__DIRECTIONS__
Leave out the pictures and copy everything else below exactly.

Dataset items
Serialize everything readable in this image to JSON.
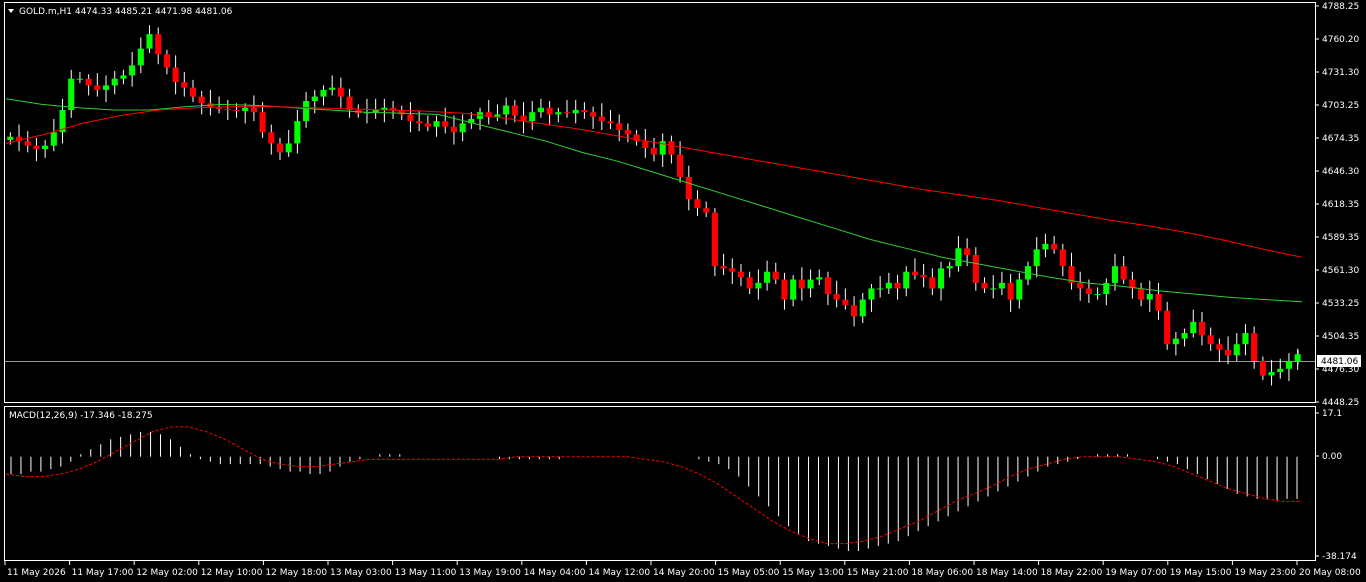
{
  "header": {
    "symbol_line": "GOLD.m,H1  4474.33 4485.21 4471.98 4481.06"
  },
  "price_axis": {
    "ticks": [
      "4788.25",
      "4760.20",
      "4731.30",
      "4703.25",
      "4674.35",
      "4646.30",
      "4618.35",
      "4589.35",
      "4561.30",
      "4533.25",
      "4504.35",
      "4476.30",
      "4448.25"
    ],
    "current_price": "4481.06"
  },
  "macd": {
    "label": "MACD(12,26,9) -17.346 -18.275",
    "ticks": [
      "17.1",
      "0.00",
      "-38.174"
    ]
  },
  "time_axis": {
    "labels": [
      "11 May 2026",
      "11 May 17:00",
      "12 May 02:00",
      "12 May 10:00",
      "12 May 18:00",
      "13 May 03:00",
      "13 May 11:00",
      "13 May 19:00",
      "14 May 04:00",
      "14 May 12:00",
      "14 May 20:00",
      "15 May 05:00",
      "15 May 13:00",
      "15 May 21:00",
      "18 May 06:00",
      "18 May 14:00",
      "18 May 22:00",
      "19 May 07:00",
      "19 May 15:00",
      "19 May 23:00",
      "20 May 08:00"
    ]
  },
  "colors": {
    "background": "#000000",
    "up_candle": "#00ff00",
    "down_candle": "#ff0000",
    "ma_fast": "#32cd32",
    "ma_slow": "#ff0000",
    "macd_signal": "#ff0000",
    "grid": "#ffffff"
  },
  "chart_data": {
    "type": "candlestick",
    "title": "GOLD.m,H1",
    "ohlc_last": {
      "open": 4474.33,
      "high": 4485.21,
      "low": 4471.98,
      "close": 4481.06
    },
    "price_range": [
      4440.0,
      4795.0
    ],
    "close_series": [
      4676,
      4672,
      4668,
      4665,
      4668,
      4680,
      4700,
      4728,
      4728,
      4722,
      4718,
      4722,
      4728,
      4731,
      4740,
      4755,
      4768,
      4750,
      4738,
      4725,
      4720,
      4712,
      4706,
      4702,
      4701,
      4700,
      4699,
      4702,
      4698,
      4680,
      4670,
      4662,
      4670,
      4690,
      4708,
      4712,
      4718,
      4720,
      4712,
      4700,
      4697,
      4698,
      4700,
      4702,
      4700,
      4696,
      4690,
      4688,
      4685,
      4690,
      4685,
      4680,
      4688,
      4692,
      4698,
      4694,
      4696,
      4704,
      4695,
      4690,
      4698,
      4702,
      4696,
      4698,
      4697,
      4700,
      4698,
      4694,
      4690,
      4688,
      4682,
      4678,
      4672,
      4666,
      4660,
      4672,
      4660,
      4640,
      4620,
      4612,
      4608,
      4560,
      4558,
      4555,
      4550,
      4540,
      4545,
      4555,
      4548,
      4530,
      4548,
      4540,
      4548,
      4550,
      4535,
      4530,
      4525,
      4515,
      4530,
      4540,
      4540,
      4545,
      4540,
      4555,
      4552,
      4550,
      4540,
      4558,
      4560,
      4576,
      4570,
      4545,
      4540,
      4540,
      4545,
      4530,
      4548,
      4560,
      4575,
      4580,
      4575,
      4560,
      4545,
      4540,
      4535,
      4535,
      4545,
      4560,
      4548,
      4540,
      4530,
      4535,
      4520,
      4490,
      4495,
      4500,
      4510,
      4498,
      4490,
      4485,
      4480,
      4490,
      4500,
      4475,
      4462,
      4465,
      4468,
      4475,
      4481
    ],
    "ma_fast_series": [
      4710,
      4705,
      4702,
      4700,
      4700,
      4703,
      4705,
      4704,
      4702,
      4700,
      4698,
      4697,
      4696,
      4688,
      4680,
      4672,
      4662,
      4654,
      4644,
      4634,
      4624,
      4614,
      4604,
      4594,
      4584,
      4576,
      4568,
      4562,
      4556,
      4550,
      4545,
      4542,
      4538,
      4535,
      4532,
      4530,
      4528
    ],
    "ma_slow_series": [
      4670,
      4678,
      4688,
      4695,
      4700,
      4702,
      4703,
      4703,
      4702,
      4701,
      4700,
      4699,
      4697,
      4693,
      4688,
      4683,
      4677,
      4671,
      4665,
      4659,
      4653,
      4647,
      4641,
      4635,
      4629,
      4624,
      4619,
      4613,
      4607,
      4601,
      4596,
      4590,
      4583,
      4575,
      4568
    ],
    "macd_range": [
      -40,
      18
    ],
    "macd_histogram": [
      -7,
      -7,
      -6,
      -6,
      -5,
      -4,
      -2,
      1,
      3,
      5,
      7,
      8,
      9,
      10,
      10,
      9,
      7,
      4,
      1,
      -1,
      -2,
      -3,
      -3,
      -3,
      -3,
      -3,
      -4,
      -5,
      -6,
      -6,
      -7,
      -7,
      -6,
      -4,
      -2,
      -1,
      0,
      1,
      1,
      1,
      0,
      0,
      0,
      0,
      0,
      0,
      0,
      0,
      0,
      -1,
      -1,
      -1,
      -1,
      -1,
      -1,
      -1,
      0,
      0,
      0,
      0,
      0,
      0,
      0,
      0,
      0,
      0,
      0,
      0,
      0,
      -1,
      -2,
      -3,
      -5,
      -8,
      -12,
      -16,
      -20,
      -24,
      -28,
      -31,
      -34,
      -35,
      -36,
      -37,
      -38,
      -38,
      -37,
      -36,
      -35,
      -34,
      -32,
      -30,
      -28,
      -26,
      -24,
      -22,
      -20,
      -18,
      -16,
      -14,
      -12,
      -10,
      -8,
      -6,
      -4,
      -3,
      -2,
      -1,
      0,
      1,
      1,
      1,
      1,
      0,
      0,
      -1,
      -2,
      -3,
      -5,
      -7,
      -9,
      -11,
      -13,
      -15,
      -16,
      -17,
      -17,
      -18,
      -17,
      -17
    ],
    "macd_signal_series": [
      -7,
      -8,
      -8,
      -7,
      -5,
      -2,
      2,
      6,
      10,
      12,
      12,
      10,
      7,
      3,
      -1,
      -3,
      -4,
      -4,
      -3,
      -2,
      -1,
      -1,
      -1,
      -1,
      -1,
      -1,
      -1,
      -1,
      0,
      0,
      0,
      0,
      0,
      0,
      0,
      -1,
      -2,
      -4,
      -7,
      -11,
      -16,
      -21,
      -26,
      -30,
      -33,
      -35,
      -35,
      -34,
      -32,
      -29,
      -26,
      -22,
      -18,
      -15,
      -12,
      -8,
      -5,
      -3,
      -1,
      0,
      0,
      0,
      -1,
      -2,
      -4,
      -7,
      -10,
      -13,
      -15,
      -17,
      -18,
      -18
    ]
  }
}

__FINISHED EXERCISE__
Serialize everything readable in this image to JSON.
{
  "header": {
    "symbol_line": "GOLD.m,H1  4474.33 4485.21 4471.98 4481.06"
  },
  "price_axis": {
    "ticks": [
      "4788.25",
      "4760.20",
      "4731.30",
      "4703.25",
      "4674.35",
      "4646.30",
      "4618.35",
      "4589.35",
      "4561.30",
      "4533.25",
      "4504.35",
      "4476.30",
      "4448.25"
    ],
    "current_price": "4481.06"
  },
  "macd": {
    "label": "MACD(12,26,9) -17.346 -18.275",
    "ticks": [
      "17.1",
      "0.00",
      "-38.174"
    ]
  },
  "time_axis": {
    "labels": [
      "11 May 2026",
      "11 May 17:00",
      "12 May 02:00",
      "12 May 10:00",
      "12 May 18:00",
      "13 May 03:00",
      "13 May 11:00",
      "13 May 19:00",
      "14 May 04:00",
      "14 May 12:00",
      "14 May 20:00",
      "15 May 05:00",
      "15 May 13:00",
      "15 May 21:00",
      "18 May 06:00",
      "18 May 14:00",
      "18 May 22:00",
      "19 May 07:00",
      "19 May 15:00",
      "19 May 23:00",
      "20 May 08:00"
    ]
  },
  "colors": {
    "background": "#000000",
    "up_candle": "#00ff00",
    "down_candle": "#ff0000",
    "ma_fast": "#32cd32",
    "ma_slow": "#ff0000",
    "macd_signal": "#ff0000",
    "grid": "#ffffff"
  },
  "chart_data": {
    "type": "candlestick",
    "title": "GOLD.m,H1",
    "ohlc_last": {
      "open": 4474.33,
      "high": 4485.21,
      "low": 4471.98,
      "close": 4481.06
    },
    "price_range": [
      4440.0,
      4795.0
    ],
    "close_series": [
      4676,
      4672,
      4668,
      4665,
      4668,
      4680,
      4700,
      4728,
      4728,
      4722,
      4718,
      4722,
      4728,
      4731,
      4740,
      4755,
      4768,
      4750,
      4738,
      4725,
      4720,
      4712,
      4706,
      4702,
      4701,
      4700,
      4699,
      4702,
      4698,
      4680,
      4670,
      4662,
      4670,
      4690,
      4708,
      4712,
      4718,
      4720,
      4712,
      4700,
      4697,
      4698,
      4700,
      4702,
      4700,
      4696,
      4690,
      4688,
      4685,
      4690,
      4685,
      4680,
      4688,
      4692,
      4698,
      4694,
      4696,
      4704,
      4695,
      4690,
      4698,
      4702,
      4696,
      4698,
      4697,
      4700,
      4698,
      4694,
      4690,
      4688,
      4682,
      4678,
      4672,
      4666,
      4660,
      4672,
      4660,
      4640,
      4620,
      4612,
      4608,
      4560,
      4558,
      4555,
      4550,
      4540,
      4545,
      4555,
      4548,
      4530,
      4548,
      4540,
      4548,
      4550,
      4535,
      4530,
      4525,
      4515,
      4530,
      4540,
      4540,
      4545,
      4540,
      4555,
      4552,
      4550,
      4540,
      4558,
      4560,
      4576,
      4570,
      4545,
      4540,
      4540,
      4545,
      4530,
      4548,
      4560,
      4575,
      4580,
      4575,
      4560,
      4545,
      4540,
      4535,
      4535,
      4545,
      4560,
      4548,
      4540,
      4530,
      4535,
      4520,
      4490,
      4495,
      4500,
      4510,
      4498,
      4490,
      4485,
      4480,
      4490,
      4500,
      4475,
      4462,
      4465,
      4468,
      4475,
      4481
    ],
    "ma_fast_series": [
      4710,
      4705,
      4702,
      4700,
      4700,
      4703,
      4705,
      4704,
      4702,
      4700,
      4698,
      4697,
      4696,
      4688,
      4680,
      4672,
      4662,
      4654,
      4644,
      4634,
      4624,
      4614,
      4604,
      4594,
      4584,
      4576,
      4568,
      4562,
      4556,
      4550,
      4545,
      4542,
      4538,
      4535,
      4532,
      4530,
      4528
    ],
    "ma_slow_series": [
      4670,
      4678,
      4688,
      4695,
      4700,
      4702,
      4703,
      4703,
      4702,
      4701,
      4700,
      4699,
      4697,
      4693,
      4688,
      4683,
      4677,
      4671,
      4665,
      4659,
      4653,
      4647,
      4641,
      4635,
      4629,
      4624,
      4619,
      4613,
      4607,
      4601,
      4596,
      4590,
      4583,
      4575,
      4568
    ],
    "macd_range": [
      -40,
      18
    ],
    "macd_histogram": [
      -7,
      -7,
      -6,
      -6,
      -5,
      -4,
      -2,
      1,
      3,
      5,
      7,
      8,
      9,
      10,
      10,
      9,
      7,
      4,
      1,
      -1,
      -2,
      -3,
      -3,
      -3,
      -3,
      -3,
      -4,
      -5,
      -6,
      -6,
      -7,
      -7,
      -6,
      -4,
      -2,
      -1,
      0,
      1,
      1,
      1,
      0,
      0,
      0,
      0,
      0,
      0,
      0,
      0,
      0,
      -1,
      -1,
      -1,
      -1,
      -1,
      -1,
      -1,
      0,
      0,
      0,
      0,
      0,
      0,
      0,
      0,
      0,
      0,
      0,
      0,
      0,
      -1,
      -2,
      -3,
      -5,
      -8,
      -12,
      -16,
      -20,
      -24,
      -28,
      -31,
      -34,
      -35,
      -36,
      -37,
      -38,
      -38,
      -37,
      -36,
      -35,
      -34,
      -32,
      -30,
      -28,
      -26,
      -24,
      -22,
      -20,
      -18,
      -16,
      -14,
      -12,
      -10,
      -8,
      -6,
      -4,
      -3,
      -2,
      -1,
      0,
      1,
      1,
      1,
      1,
      0,
      0,
      -1,
      -2,
      -3,
      -5,
      -7,
      -9,
      -11,
      -13,
      -15,
      -16,
      -17,
      -17,
      -18,
      -17,
      -17
    ],
    "macd_signal_series": [
      -7,
      -8,
      -8,
      -7,
      -5,
      -2,
      2,
      6,
      10,
      12,
      12,
      10,
      7,
      3,
      -1,
      -3,
      -4,
      -4,
      -3,
      -2,
      -1,
      -1,
      -1,
      -1,
      -1,
      -1,
      -1,
      -1,
      0,
      0,
      0,
      0,
      0,
      0,
      0,
      -1,
      -2,
      -4,
      -7,
      -11,
      -16,
      -21,
      -26,
      -30,
      -33,
      -35,
      -35,
      -34,
      -32,
      -29,
      -26,
      -22,
      -18,
      -15,
      -12,
      -8,
      -5,
      -3,
      -1,
      0,
      0,
      0,
      -1,
      -2,
      -4,
      -7,
      -10,
      -13,
      -15,
      -17,
      -18,
      -18
    ]
  }
}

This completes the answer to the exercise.